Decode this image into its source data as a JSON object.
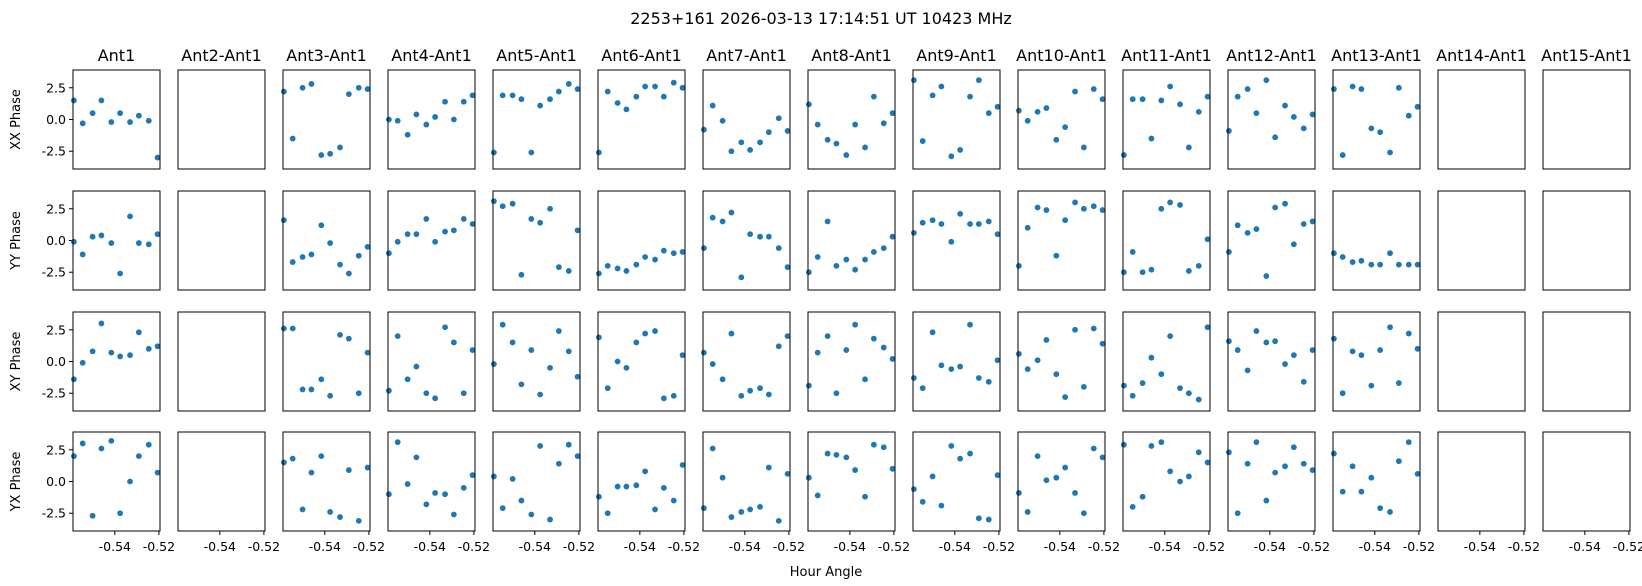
{
  "figure": {
    "suptitle": "2253+161  2026-03-13 17:14:51 UT  10423 MHz",
    "xlabel": "Hour Angle"
  },
  "chart_data": {
    "type": "scatter",
    "title": "2253+161  2026-03-13 17:14:51 UT  10423 MHz",
    "xlabel": "Hour Angle",
    "columns": [
      "Ant1",
      "Ant2-Ant1",
      "Ant3-Ant1",
      "Ant4-Ant1",
      "Ant5-Ant1",
      "Ant6-Ant1",
      "Ant7-Ant1",
      "Ant8-Ant1",
      "Ant9-Ant1",
      "Ant10-Ant1",
      "Ant11-Ant1",
      "Ant12-Ant1",
      "Ant13-Ant1",
      "Ant14-Ant1",
      "Ant15-Ant1"
    ],
    "rows": [
      "XX Phase",
      "YY Phase",
      "XY Phase",
      "YX Phase"
    ],
    "xlim": [
      -0.559,
      -0.5195
    ],
    "ylim": [
      -3.9,
      3.9
    ],
    "xticks": [
      -0.54,
      -0.52
    ],
    "xtick_labels": [
      "-0.54",
      "-0.52"
    ],
    "yticks": [
      2.5,
      0.0,
      -2.5
    ],
    "ytick_labels": [
      "2.5",
      "0.0",
      "-2.5"
    ],
    "grid": false,
    "marker_color": "#1f77b4",
    "x": [
      -0.5586,
      -0.5546,
      -0.5501,
      -0.5461,
      -0.5416,
      -0.5376,
      -0.5331,
      -0.5291,
      -0.5246,
      -0.5206
    ],
    "panels": [
      [
        {
          "y": [
            1.5,
            -0.3,
            0.5,
            1.5,
            -0.2,
            0.5,
            -0.2,
            0.3,
            -0.1,
            -3.0
          ]
        },
        {
          "y": []
        },
        {
          "y": [
            2.2,
            -1.5,
            2.5,
            2.8,
            -2.8,
            -2.7,
            -2.2,
            2.0,
            2.5,
            2.4
          ]
        },
        {
          "y": [
            0.0,
            -0.1,
            -1.2,
            0.4,
            -0.4,
            0.2,
            1.4,
            0.0,
            1.4,
            1.9
          ]
        },
        {
          "y": [
            -2.6,
            1.9,
            1.9,
            1.6,
            -2.6,
            1.1,
            1.6,
            2.2,
            2.8,
            2.4
          ]
        },
        {
          "y": [
            -2.6,
            2.2,
            1.3,
            0.8,
            1.8,
            2.6,
            2.6,
            1.8,
            2.9,
            2.5
          ]
        },
        {
          "y": [
            -0.8,
            1.1,
            -0.1,
            -2.5,
            -1.8,
            -2.4,
            -1.8,
            -1.0,
            0.1,
            -0.9
          ]
        },
        {
          "y": [
            1.2,
            -0.4,
            -1.6,
            -1.9,
            -2.8,
            -0.4,
            -2.2,
            1.8,
            -0.3,
            0.5
          ]
        },
        {
          "y": [
            3.1,
            -1.7,
            1.9,
            2.6,
            -2.9,
            -2.4,
            1.8,
            3.1,
            0.5,
            1.0
          ]
        },
        {
          "y": [
            0.7,
            -0.1,
            0.6,
            0.9,
            -1.6,
            -0.6,
            2.2,
            -2.2,
            2.4,
            1.6
          ]
        },
        {
          "y": [
            -2.8,
            1.6,
            1.6,
            -1.5,
            1.5,
            2.6,
            1.2,
            -2.2,
            0.6,
            1.8
          ]
        },
        {
          "y": [
            -0.9,
            1.8,
            2.4,
            0.5,
            3.1,
            -1.4,
            1.1,
            0.2,
            -0.7,
            0.4
          ]
        },
        {
          "y": [
            2.4,
            -2.8,
            2.6,
            2.4,
            -0.7,
            -1.0,
            -2.6,
            2.5,
            0.3,
            1.0
          ]
        },
        {
          "y": []
        },
        {
          "y": []
        }
      ],
      [
        {
          "y": [
            -0.1,
            -1.1,
            0.3,
            0.4,
            -0.2,
            -2.6,
            1.9,
            -0.2,
            -0.3,
            0.5
          ]
        },
        {
          "y": []
        },
        {
          "y": [
            1.6,
            -1.7,
            -1.3,
            -1.1,
            1.2,
            -0.2,
            -1.9,
            -2.6,
            -1.2,
            -0.5
          ]
        },
        {
          "y": [
            -1.0,
            -0.1,
            0.5,
            0.5,
            1.7,
            -0.1,
            0.7,
            0.8,
            1.7,
            1.3
          ]
        },
        {
          "y": [
            3.1,
            2.7,
            2.9,
            -2.7,
            1.7,
            1.4,
            2.5,
            -2.1,
            -2.4,
            0.8
          ]
        },
        {
          "y": [
            -2.6,
            -2.0,
            -2.2,
            -2.4,
            -1.9,
            -1.3,
            -1.5,
            -0.8,
            -1.0,
            -0.9
          ]
        },
        {
          "y": [
            -0.6,
            1.8,
            1.5,
            2.2,
            -2.9,
            0.5,
            0.3,
            0.3,
            -0.6,
            -2.1
          ]
        },
        {
          "y": [
            -2.5,
            -1.3,
            1.5,
            -2.0,
            -1.5,
            -2.3,
            -1.5,
            -0.9,
            -0.6,
            0.3
          ]
        },
        {
          "y": [
            0.6,
            1.4,
            1.6,
            1.3,
            -0.1,
            2.1,
            1.3,
            1.3,
            1.5,
            0.5
          ]
        },
        {
          "y": [
            -2.0,
            1.0,
            2.6,
            2.4,
            -1.2,
            1.6,
            3.0,
            2.5,
            2.7,
            2.4
          ]
        },
        {
          "y": [
            -2.5,
            -0.9,
            -2.5,
            -2.3,
            2.5,
            3.0,
            2.8,
            -2.4,
            -2.0,
            0.1
          ]
        },
        {
          "y": [
            -0.9,
            1.2,
            0.6,
            0.9,
            -2.8,
            2.6,
            2.9,
            -0.3,
            1.3,
            1.5
          ]
        },
        {
          "y": [
            -1.0,
            -1.3,
            -1.7,
            -1.6,
            -1.9,
            -1.9,
            -1.0,
            -1.9,
            -1.9,
            -1.9
          ]
        },
        {
          "y": []
        },
        {
          "y": []
        }
      ],
      [
        {
          "y": [
            -1.4,
            -0.1,
            0.8,
            3.0,
            0.7,
            0.4,
            0.5,
            2.3,
            1.0,
            1.2
          ]
        },
        {
          "y": []
        },
        {
          "y": [
            2.6,
            2.6,
            -2.2,
            -2.2,
            -1.4,
            -2.7,
            2.1,
            1.8,
            -2.5,
            0.7
          ]
        },
        {
          "y": [
            -2.3,
            2.0,
            -1.4,
            -0.4,
            -2.5,
            -2.9,
            2.7,
            1.5,
            -2.5,
            0.9
          ]
        },
        {
          "y": [
            -0.2,
            2.9,
            1.5,
            -1.8,
            0.9,
            -2.6,
            -0.5,
            2.4,
            0.8,
            -1.2
          ]
        },
        {
          "y": [
            1.9,
            -2.1,
            0.0,
            -0.5,
            1.5,
            2.2,
            2.4,
            -2.9,
            -2.7,
            0.5
          ]
        },
        {
          "y": [
            0.7,
            -0.2,
            -1.4,
            2.2,
            -2.7,
            -2.3,
            -2.1,
            -2.6,
            1.2,
            2.0
          ]
        },
        {
          "y": [
            -1.9,
            0.7,
            2.0,
            -2.5,
            0.9,
            2.9,
            -1.4,
            1.8,
            1.1,
            0.2
          ]
        },
        {
          "y": [
            -1.3,
            -2.1,
            2.3,
            -0.3,
            -0.6,
            -0.4,
            2.9,
            -1.3,
            -1.6,
            0.1
          ]
        },
        {
          "y": [
            0.6,
            -0.6,
            0.1,
            1.7,
            -1.0,
            -2.8,
            2.5,
            -2.0,
            2.6,
            1.4
          ]
        },
        {
          "y": [
            -1.9,
            -2.7,
            -1.7,
            0.3,
            -1.0,
            2.0,
            -2.1,
            -2.5,
            -3.0,
            2.7
          ]
        },
        {
          "y": [
            1.6,
            0.9,
            -0.7,
            2.4,
            1.5,
            1.6,
            -0.2,
            0.5,
            -1.6,
            0.9
          ]
        },
        {
          "y": [
            1.8,
            -2.5,
            0.8,
            0.5,
            -1.9,
            0.9,
            2.7,
            -1.7,
            2.2,
            1.0
          ]
        },
        {
          "y": []
        },
        {
          "y": []
        }
      ],
      [
        {
          "y": [
            2.0,
            3.0,
            -2.7,
            2.6,
            3.2,
            -2.5,
            0.0,
            2.0,
            2.9,
            0.7
          ]
        },
        {
          "y": []
        },
        {
          "y": [
            1.5,
            1.8,
            -2.2,
            0.7,
            2.0,
            -2.4,
            -2.8,
            0.9,
            -3.1,
            1.1
          ]
        },
        {
          "y": [
            -1.0,
            3.1,
            -0.2,
            1.9,
            -1.8,
            -0.9,
            -1.0,
            -2.6,
            -0.5,
            0.5
          ]
        },
        {
          "y": [
            0.4,
            -2.1,
            0.2,
            -1.5,
            -2.6,
            2.8,
            -3.0,
            1.4,
            2.9,
            2.0
          ]
        },
        {
          "y": [
            -1.2,
            -2.5,
            -0.4,
            -0.4,
            -0.3,
            0.8,
            -2.2,
            -0.5,
            -1.5,
            1.3
          ]
        },
        {
          "y": [
            -2.1,
            2.6,
            0.3,
            -2.8,
            -2.4,
            -2.2,
            -2.0,
            1.1,
            -3.1,
            0.6
          ]
        },
        {
          "y": [
            0.3,
            -1.1,
            2.2,
            2.1,
            1.9,
            0.9,
            -1.2,
            2.9,
            2.7,
            1.0
          ]
        },
        {
          "y": [
            -0.6,
            -1.6,
            0.4,
            -1.9,
            2.8,
            1.8,
            2.2,
            -2.9,
            -3.0,
            0.5
          ]
        },
        {
          "y": [
            -0.9,
            -2.4,
            2.0,
            0.1,
            0.3,
            1.1,
            -0.9,
            -2.5,
            2.6,
            1.9
          ]
        },
        {
          "y": [
            2.9,
            -2.0,
            -1.2,
            2.8,
            3.1,
            0.8,
            0.0,
            0.4,
            2.3,
            1.5
          ]
        },
        {
          "y": [
            2.3,
            -2.5,
            1.4,
            3.1,
            -1.5,
            0.7,
            1.2,
            2.7,
            1.4,
            0.9
          ]
        },
        {
          "y": [
            2.2,
            -0.8,
            1.2,
            -0.8,
            0.3,
            -2.1,
            -2.4,
            1.6,
            3.1,
            0.6
          ]
        },
        {
          "y": []
        },
        {
          "y": []
        }
      ]
    ]
  }
}
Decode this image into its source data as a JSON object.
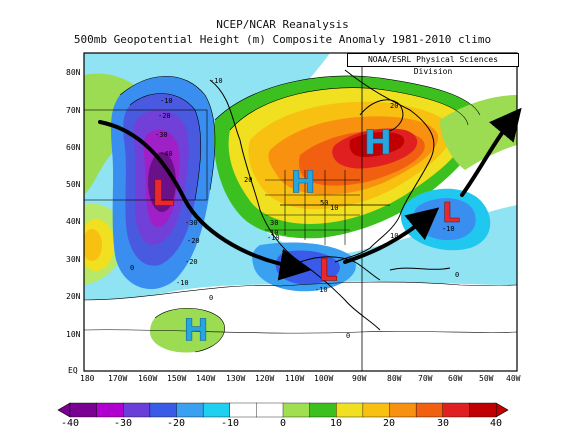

┄┄┄┄┄┄┄┄┄┄

▸ **OBJECTIVE**
Look through the lines above and collect those with the word "Angle".

▸ **OUTPUT FOR THIS TASK**
    "xlabel": "Hour Angle"
    "xlabel": "Hour Angle",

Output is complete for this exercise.